Which lines in the records below contain the word "Erdgas"? Copy each one out.

=== TASK MATERIAL ===

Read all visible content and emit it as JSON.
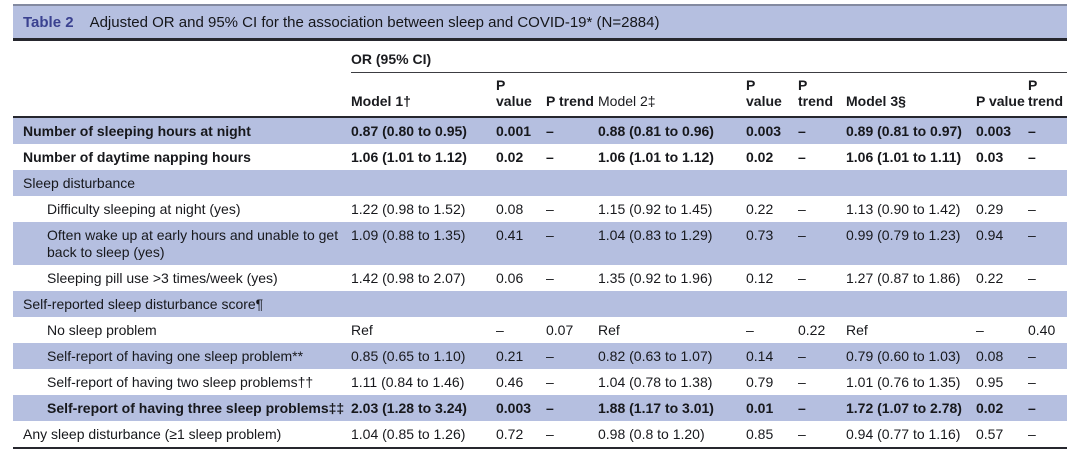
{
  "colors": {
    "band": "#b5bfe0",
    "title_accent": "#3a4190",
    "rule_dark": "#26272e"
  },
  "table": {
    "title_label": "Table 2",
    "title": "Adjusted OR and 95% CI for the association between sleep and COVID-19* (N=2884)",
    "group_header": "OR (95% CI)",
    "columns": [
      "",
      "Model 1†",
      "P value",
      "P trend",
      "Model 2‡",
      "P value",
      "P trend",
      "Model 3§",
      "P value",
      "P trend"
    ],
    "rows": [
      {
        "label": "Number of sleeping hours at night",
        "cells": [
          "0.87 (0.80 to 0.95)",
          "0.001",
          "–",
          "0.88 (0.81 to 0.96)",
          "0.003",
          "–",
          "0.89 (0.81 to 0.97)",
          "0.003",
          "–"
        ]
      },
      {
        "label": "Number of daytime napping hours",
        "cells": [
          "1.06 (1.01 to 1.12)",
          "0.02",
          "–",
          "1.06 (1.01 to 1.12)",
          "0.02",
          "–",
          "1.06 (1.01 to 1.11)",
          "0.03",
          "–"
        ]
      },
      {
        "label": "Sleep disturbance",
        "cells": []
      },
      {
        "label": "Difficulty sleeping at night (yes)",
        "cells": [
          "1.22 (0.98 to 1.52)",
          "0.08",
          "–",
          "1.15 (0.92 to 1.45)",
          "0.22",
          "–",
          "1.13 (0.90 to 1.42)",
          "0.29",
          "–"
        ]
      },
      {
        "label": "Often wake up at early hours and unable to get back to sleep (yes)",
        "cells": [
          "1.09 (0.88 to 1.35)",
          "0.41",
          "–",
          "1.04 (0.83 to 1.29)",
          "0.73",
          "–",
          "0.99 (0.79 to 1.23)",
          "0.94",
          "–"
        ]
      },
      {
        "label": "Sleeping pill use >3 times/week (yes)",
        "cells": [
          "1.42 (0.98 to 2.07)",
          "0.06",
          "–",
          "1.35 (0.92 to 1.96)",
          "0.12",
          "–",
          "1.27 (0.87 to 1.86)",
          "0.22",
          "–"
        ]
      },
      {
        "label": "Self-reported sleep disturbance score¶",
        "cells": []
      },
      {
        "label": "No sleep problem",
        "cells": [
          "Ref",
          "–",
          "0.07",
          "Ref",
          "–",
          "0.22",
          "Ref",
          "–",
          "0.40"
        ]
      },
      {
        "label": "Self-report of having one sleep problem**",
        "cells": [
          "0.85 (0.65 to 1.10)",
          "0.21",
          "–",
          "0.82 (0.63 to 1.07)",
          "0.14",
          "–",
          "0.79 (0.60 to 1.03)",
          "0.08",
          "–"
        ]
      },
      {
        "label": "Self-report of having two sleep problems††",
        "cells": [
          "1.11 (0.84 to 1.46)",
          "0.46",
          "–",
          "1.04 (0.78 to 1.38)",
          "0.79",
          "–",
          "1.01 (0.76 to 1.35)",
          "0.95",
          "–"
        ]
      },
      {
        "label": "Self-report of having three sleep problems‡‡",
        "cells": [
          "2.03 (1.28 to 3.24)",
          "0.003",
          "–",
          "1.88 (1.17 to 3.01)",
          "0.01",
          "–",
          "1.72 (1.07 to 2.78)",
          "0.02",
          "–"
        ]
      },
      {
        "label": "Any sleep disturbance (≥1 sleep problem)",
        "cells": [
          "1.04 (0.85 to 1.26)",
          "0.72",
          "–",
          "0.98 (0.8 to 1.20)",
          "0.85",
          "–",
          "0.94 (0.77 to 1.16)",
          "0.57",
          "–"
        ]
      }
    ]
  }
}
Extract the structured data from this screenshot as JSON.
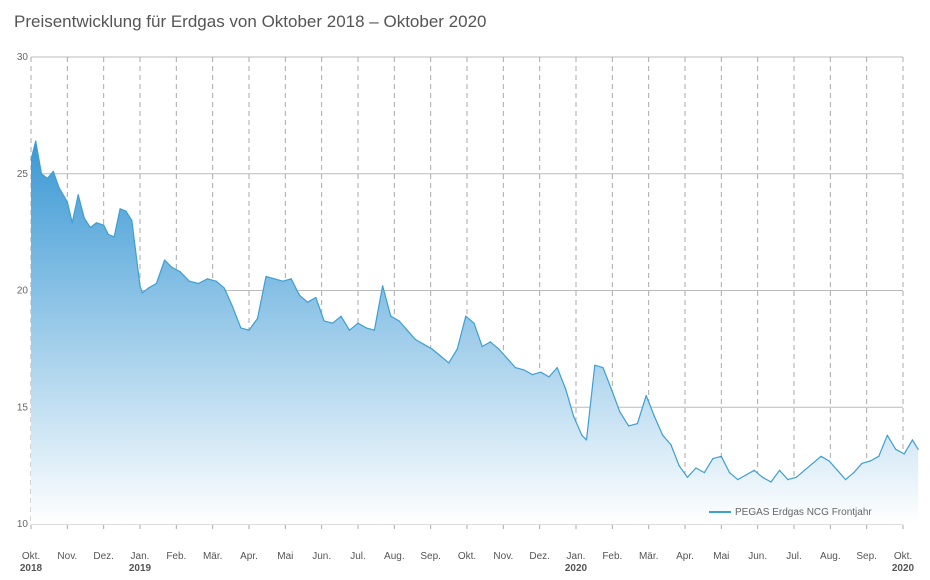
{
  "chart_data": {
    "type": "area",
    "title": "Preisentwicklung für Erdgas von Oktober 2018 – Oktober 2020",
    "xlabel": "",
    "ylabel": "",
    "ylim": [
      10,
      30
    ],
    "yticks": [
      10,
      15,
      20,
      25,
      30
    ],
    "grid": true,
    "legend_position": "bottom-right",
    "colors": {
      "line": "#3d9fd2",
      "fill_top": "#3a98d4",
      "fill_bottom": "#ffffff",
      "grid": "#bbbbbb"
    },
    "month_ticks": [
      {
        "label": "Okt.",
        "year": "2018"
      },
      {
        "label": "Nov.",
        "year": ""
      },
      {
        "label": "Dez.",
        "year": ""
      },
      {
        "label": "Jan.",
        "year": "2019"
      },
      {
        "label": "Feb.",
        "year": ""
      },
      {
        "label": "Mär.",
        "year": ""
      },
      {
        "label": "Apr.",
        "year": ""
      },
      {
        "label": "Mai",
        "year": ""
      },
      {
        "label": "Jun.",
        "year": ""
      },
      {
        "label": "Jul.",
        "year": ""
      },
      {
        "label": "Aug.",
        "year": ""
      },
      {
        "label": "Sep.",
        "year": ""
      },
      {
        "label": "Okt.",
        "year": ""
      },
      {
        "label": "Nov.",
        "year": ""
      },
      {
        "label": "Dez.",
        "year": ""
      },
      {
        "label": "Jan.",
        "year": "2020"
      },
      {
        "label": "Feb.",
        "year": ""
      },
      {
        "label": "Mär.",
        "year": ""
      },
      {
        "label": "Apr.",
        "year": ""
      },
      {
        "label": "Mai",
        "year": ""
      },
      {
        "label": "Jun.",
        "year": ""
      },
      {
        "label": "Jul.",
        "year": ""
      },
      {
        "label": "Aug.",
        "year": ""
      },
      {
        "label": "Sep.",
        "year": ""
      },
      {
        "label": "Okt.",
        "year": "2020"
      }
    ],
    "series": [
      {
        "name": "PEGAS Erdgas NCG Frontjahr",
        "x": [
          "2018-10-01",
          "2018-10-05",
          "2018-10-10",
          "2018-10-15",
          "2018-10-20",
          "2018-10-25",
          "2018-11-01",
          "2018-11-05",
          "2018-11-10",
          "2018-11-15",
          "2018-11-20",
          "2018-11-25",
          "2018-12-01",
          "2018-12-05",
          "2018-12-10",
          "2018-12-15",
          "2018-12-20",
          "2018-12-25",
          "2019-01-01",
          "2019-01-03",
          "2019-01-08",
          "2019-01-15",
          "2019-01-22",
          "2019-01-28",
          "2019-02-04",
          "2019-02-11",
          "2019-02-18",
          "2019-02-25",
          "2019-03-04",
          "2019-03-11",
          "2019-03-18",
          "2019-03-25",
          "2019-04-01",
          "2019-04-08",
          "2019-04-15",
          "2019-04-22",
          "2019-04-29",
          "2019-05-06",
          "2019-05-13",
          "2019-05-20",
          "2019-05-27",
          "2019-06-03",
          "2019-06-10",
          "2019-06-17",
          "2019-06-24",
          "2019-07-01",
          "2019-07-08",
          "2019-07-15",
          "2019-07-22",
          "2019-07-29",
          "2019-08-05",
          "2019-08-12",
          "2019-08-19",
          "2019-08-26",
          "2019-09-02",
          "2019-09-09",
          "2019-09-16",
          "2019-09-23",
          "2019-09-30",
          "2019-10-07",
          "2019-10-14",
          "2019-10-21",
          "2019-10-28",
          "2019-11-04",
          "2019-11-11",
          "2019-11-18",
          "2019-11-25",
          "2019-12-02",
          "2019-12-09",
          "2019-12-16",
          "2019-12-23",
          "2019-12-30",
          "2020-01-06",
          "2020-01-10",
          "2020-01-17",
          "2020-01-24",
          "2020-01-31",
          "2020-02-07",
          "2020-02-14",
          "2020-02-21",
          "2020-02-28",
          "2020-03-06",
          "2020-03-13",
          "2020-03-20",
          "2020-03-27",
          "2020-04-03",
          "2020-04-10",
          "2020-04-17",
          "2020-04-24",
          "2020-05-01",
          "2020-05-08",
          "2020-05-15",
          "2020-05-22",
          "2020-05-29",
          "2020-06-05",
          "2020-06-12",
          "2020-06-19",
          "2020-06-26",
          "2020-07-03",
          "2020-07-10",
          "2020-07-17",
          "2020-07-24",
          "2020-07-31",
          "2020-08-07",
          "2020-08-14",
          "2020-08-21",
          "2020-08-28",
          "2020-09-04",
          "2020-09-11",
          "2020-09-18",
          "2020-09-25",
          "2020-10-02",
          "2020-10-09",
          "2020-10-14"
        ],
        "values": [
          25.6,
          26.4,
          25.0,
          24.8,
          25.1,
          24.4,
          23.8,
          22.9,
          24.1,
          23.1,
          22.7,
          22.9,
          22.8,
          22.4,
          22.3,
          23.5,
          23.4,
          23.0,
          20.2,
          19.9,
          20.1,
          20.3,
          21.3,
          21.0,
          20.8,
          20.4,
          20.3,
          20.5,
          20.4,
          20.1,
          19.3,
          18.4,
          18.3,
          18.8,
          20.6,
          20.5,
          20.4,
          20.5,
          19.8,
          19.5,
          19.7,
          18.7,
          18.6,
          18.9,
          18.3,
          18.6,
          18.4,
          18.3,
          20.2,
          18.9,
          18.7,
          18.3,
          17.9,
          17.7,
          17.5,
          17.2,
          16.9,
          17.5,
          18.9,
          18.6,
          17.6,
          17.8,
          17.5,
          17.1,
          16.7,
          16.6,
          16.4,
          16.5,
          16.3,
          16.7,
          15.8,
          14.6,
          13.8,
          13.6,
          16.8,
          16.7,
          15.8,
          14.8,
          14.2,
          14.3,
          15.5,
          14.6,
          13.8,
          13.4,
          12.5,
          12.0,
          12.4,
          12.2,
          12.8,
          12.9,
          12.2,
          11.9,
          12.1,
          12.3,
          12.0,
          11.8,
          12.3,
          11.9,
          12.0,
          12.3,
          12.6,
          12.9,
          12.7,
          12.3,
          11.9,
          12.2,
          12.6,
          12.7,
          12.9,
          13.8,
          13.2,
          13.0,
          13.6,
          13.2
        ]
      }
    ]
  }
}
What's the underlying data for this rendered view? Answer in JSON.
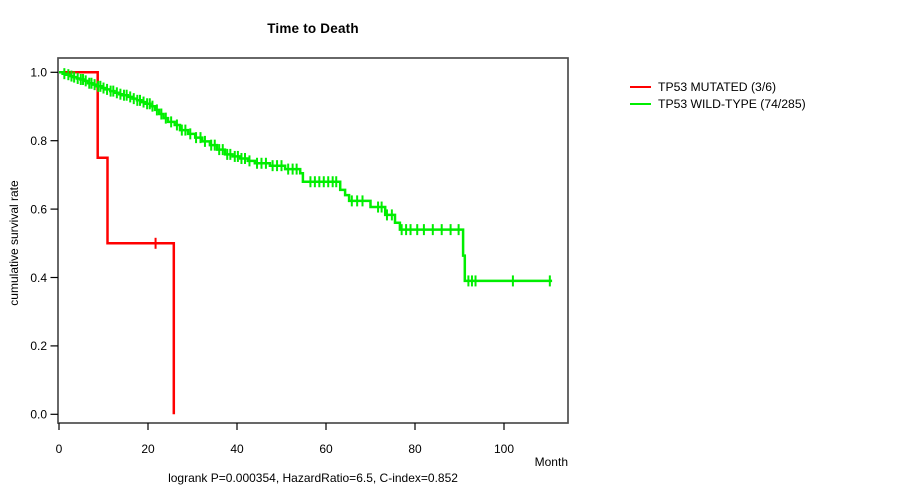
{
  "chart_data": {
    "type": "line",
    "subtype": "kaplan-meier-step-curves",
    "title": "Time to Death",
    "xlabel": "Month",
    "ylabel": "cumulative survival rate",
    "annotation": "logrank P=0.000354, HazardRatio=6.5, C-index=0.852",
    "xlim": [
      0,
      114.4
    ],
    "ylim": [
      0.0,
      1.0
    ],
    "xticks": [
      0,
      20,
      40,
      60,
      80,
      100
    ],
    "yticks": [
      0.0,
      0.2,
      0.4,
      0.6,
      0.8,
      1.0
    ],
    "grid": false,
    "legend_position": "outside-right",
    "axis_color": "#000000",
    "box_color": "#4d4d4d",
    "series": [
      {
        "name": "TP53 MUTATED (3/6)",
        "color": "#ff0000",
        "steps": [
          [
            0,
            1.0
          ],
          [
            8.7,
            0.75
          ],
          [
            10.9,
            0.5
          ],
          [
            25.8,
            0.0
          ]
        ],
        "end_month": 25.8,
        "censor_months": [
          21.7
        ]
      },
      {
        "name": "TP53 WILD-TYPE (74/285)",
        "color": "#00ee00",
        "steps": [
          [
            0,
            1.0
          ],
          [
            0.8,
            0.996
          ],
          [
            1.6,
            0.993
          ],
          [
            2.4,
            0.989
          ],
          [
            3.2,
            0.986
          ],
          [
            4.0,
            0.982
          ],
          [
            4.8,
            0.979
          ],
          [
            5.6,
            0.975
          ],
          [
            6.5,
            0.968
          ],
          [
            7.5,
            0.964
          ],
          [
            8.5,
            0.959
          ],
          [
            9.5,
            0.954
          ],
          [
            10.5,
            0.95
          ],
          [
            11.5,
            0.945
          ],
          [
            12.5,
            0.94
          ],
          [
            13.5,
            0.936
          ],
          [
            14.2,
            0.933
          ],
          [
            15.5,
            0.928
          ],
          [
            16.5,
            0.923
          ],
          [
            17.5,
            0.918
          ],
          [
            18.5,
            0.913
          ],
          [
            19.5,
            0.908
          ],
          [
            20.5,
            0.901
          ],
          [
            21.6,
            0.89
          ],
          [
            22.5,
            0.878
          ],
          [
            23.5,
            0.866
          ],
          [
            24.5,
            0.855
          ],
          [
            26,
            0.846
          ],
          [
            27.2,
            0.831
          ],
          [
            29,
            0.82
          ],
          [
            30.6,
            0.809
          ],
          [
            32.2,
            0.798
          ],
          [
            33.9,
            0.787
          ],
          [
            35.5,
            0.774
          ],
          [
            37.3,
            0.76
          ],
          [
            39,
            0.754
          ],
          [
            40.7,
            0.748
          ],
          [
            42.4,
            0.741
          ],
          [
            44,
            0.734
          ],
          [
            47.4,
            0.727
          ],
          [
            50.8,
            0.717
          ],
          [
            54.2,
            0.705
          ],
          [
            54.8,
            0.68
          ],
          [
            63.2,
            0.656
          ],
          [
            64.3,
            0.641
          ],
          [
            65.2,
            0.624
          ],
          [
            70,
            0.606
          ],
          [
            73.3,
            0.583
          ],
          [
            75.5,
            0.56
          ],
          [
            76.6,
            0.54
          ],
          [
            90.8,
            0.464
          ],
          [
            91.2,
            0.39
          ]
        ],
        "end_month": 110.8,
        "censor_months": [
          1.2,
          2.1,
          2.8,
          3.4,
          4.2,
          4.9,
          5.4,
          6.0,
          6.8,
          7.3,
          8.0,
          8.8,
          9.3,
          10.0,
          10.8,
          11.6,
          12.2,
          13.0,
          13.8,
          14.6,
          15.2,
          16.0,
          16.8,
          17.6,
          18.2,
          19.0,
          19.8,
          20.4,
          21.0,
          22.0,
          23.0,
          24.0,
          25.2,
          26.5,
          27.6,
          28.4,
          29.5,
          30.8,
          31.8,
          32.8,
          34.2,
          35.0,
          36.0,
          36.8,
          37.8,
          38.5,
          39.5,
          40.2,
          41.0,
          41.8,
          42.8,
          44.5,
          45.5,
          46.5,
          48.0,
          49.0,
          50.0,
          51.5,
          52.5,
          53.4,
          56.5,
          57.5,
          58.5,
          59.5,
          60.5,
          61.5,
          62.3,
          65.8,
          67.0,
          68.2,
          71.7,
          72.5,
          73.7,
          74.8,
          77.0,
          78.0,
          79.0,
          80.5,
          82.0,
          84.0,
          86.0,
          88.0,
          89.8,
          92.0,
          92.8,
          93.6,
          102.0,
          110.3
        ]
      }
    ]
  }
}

===

▸ FINISHED TASK:
    "title": "Preisentwicklung für Erdgas von Oktober 2018 – Oktober 2020",
        "name": "PEGAS Erdgas NCG Frontjahr",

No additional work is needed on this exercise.